MATERIALS PROVIDED:
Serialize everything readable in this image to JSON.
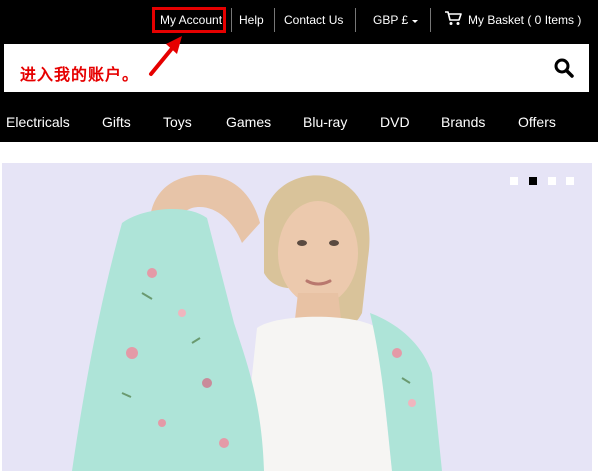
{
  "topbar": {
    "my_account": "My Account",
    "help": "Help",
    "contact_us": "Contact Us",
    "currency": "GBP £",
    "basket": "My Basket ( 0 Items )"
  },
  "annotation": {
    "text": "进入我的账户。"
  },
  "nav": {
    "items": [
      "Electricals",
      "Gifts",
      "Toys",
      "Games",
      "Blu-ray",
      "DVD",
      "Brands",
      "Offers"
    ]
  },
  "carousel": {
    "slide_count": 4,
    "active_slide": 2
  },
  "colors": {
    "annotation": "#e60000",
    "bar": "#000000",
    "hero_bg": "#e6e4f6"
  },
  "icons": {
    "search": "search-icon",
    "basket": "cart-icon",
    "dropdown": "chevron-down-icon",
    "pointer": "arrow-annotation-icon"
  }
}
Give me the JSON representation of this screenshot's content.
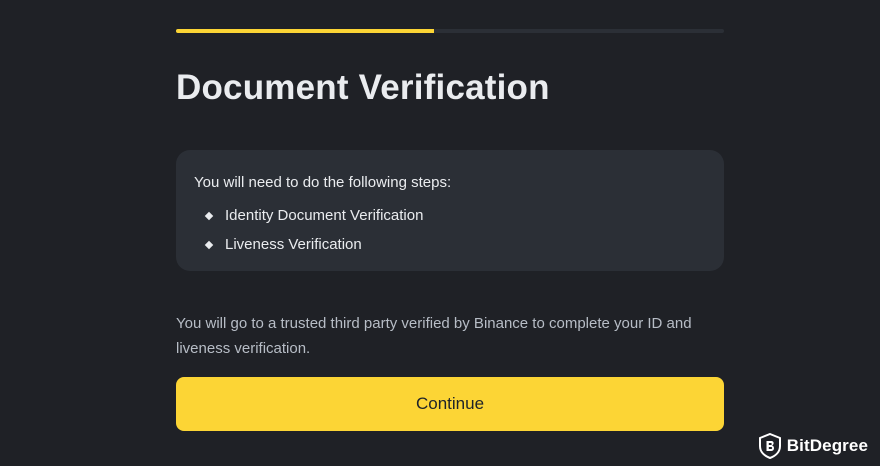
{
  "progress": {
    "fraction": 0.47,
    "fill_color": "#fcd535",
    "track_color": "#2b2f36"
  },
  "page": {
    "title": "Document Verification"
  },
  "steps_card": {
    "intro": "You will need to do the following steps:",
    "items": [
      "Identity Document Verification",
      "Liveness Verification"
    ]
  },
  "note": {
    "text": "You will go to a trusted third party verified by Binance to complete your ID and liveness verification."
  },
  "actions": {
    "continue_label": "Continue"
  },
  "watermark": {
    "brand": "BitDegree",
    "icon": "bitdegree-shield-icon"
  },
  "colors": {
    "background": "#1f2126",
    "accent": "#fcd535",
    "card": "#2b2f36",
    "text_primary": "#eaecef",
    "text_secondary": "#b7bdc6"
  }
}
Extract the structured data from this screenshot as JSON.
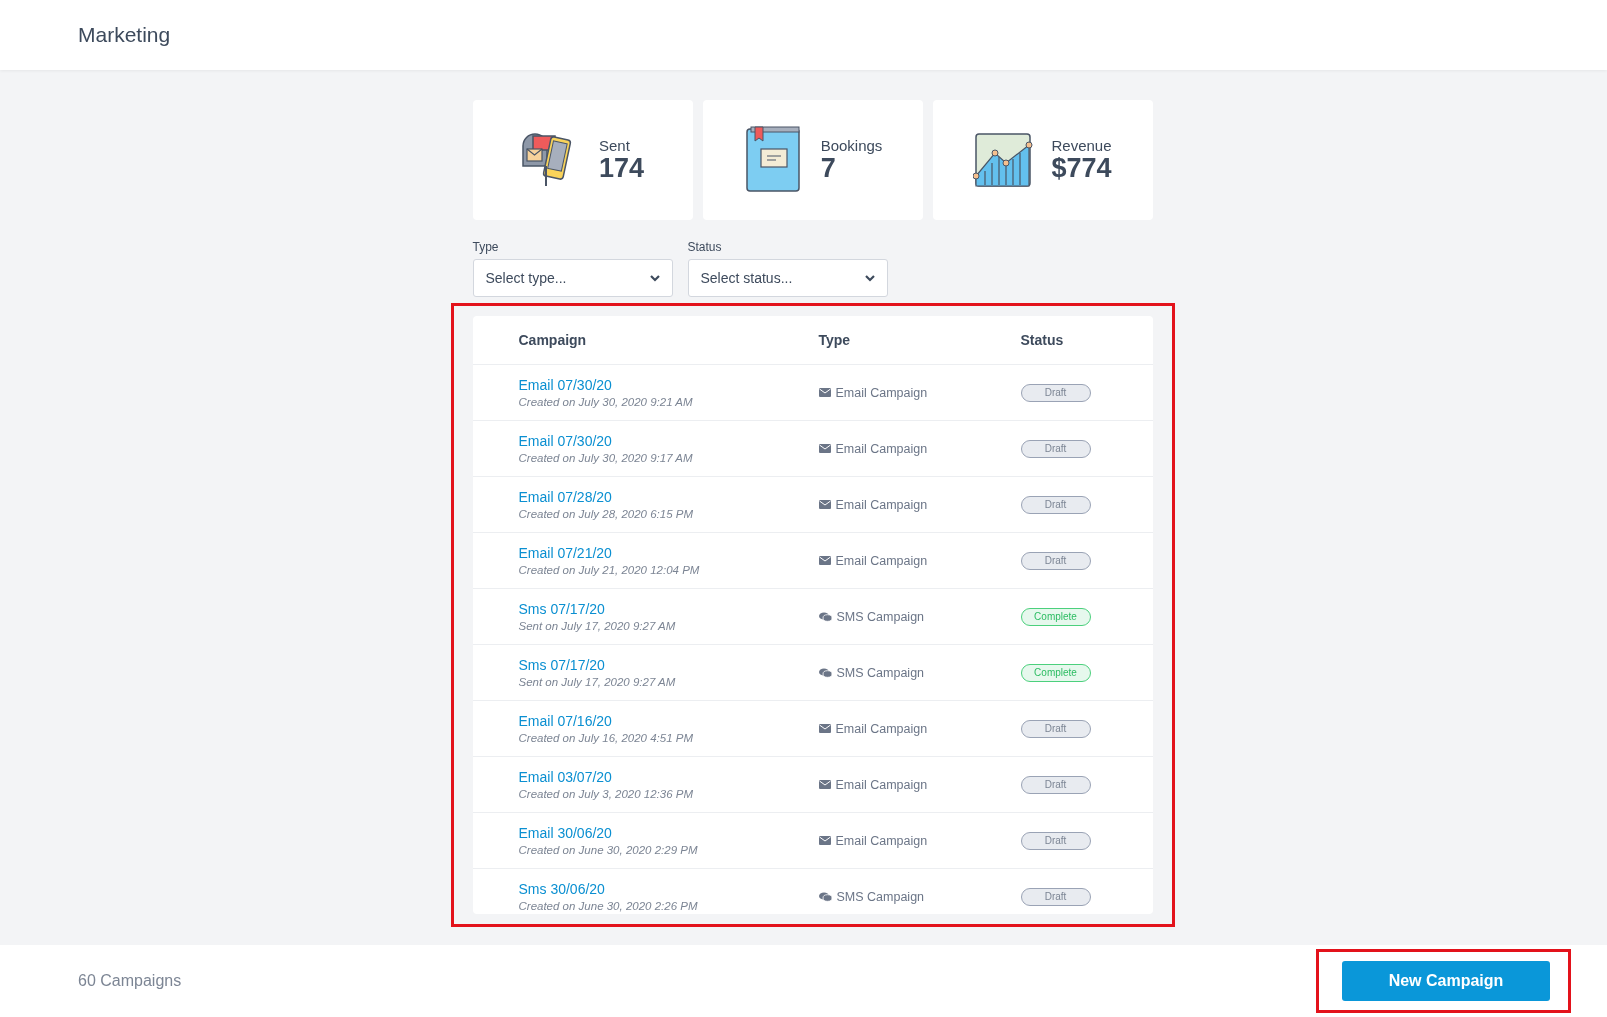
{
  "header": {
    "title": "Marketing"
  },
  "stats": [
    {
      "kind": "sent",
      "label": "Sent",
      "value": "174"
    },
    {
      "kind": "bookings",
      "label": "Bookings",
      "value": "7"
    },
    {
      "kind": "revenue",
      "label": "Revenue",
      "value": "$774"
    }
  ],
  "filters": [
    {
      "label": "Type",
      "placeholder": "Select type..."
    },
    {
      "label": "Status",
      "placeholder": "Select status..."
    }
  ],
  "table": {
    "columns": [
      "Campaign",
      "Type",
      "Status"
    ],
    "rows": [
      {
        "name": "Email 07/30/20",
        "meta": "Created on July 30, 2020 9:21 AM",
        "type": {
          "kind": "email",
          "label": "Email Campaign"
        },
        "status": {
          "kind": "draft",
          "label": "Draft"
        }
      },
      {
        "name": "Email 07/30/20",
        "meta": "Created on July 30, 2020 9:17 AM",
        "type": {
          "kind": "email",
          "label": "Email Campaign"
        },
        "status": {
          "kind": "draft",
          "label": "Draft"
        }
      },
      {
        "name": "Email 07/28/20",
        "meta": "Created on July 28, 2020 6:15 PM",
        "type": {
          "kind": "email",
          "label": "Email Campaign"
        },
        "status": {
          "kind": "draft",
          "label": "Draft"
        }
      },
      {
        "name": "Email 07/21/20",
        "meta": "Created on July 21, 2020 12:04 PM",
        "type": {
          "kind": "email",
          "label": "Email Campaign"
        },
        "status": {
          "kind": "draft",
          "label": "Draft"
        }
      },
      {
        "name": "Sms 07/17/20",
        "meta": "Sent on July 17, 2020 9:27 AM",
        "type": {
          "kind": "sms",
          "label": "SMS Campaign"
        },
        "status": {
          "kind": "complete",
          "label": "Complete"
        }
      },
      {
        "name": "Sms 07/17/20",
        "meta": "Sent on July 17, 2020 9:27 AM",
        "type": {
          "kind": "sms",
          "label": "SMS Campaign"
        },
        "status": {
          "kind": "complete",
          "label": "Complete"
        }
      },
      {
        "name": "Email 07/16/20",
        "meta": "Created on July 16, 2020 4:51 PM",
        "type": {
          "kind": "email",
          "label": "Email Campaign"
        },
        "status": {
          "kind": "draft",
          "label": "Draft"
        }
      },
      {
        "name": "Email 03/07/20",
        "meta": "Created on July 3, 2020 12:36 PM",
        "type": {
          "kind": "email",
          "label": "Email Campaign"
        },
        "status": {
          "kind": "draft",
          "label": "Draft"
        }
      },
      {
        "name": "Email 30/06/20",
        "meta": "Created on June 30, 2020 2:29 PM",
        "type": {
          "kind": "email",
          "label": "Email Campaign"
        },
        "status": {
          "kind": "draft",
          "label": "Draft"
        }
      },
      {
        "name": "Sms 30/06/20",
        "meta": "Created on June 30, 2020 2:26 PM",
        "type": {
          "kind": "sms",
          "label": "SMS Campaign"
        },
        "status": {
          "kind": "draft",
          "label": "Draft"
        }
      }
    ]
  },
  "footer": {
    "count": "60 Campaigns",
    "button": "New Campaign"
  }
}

TO DO:
Go through the records and copy each line with "meta" in it.

OUTPUT OF THE EXERCISE:
        "meta": "Created on July 30, 2020 9:21 AM",
        "meta": "Created on July 30, 2020 9:17 AM",
        "meta": "Created on July 28, 2020 6:15 PM",
        "meta": "Created on July 21, 2020 12:04 PM",
        "meta": "Sent on July 17, 2020 9:27 AM",
        "meta": "Sent on July 17, 2020 9:27 AM",
        "meta": "Created on July 16, 2020 4:51 PM",
        "meta": "Created on July 3, 2020 12:36 PM",
        "meta": "Created on June 30, 2020 2:29 PM",
        "meta": "Created on June 30, 2020 2:26 PM",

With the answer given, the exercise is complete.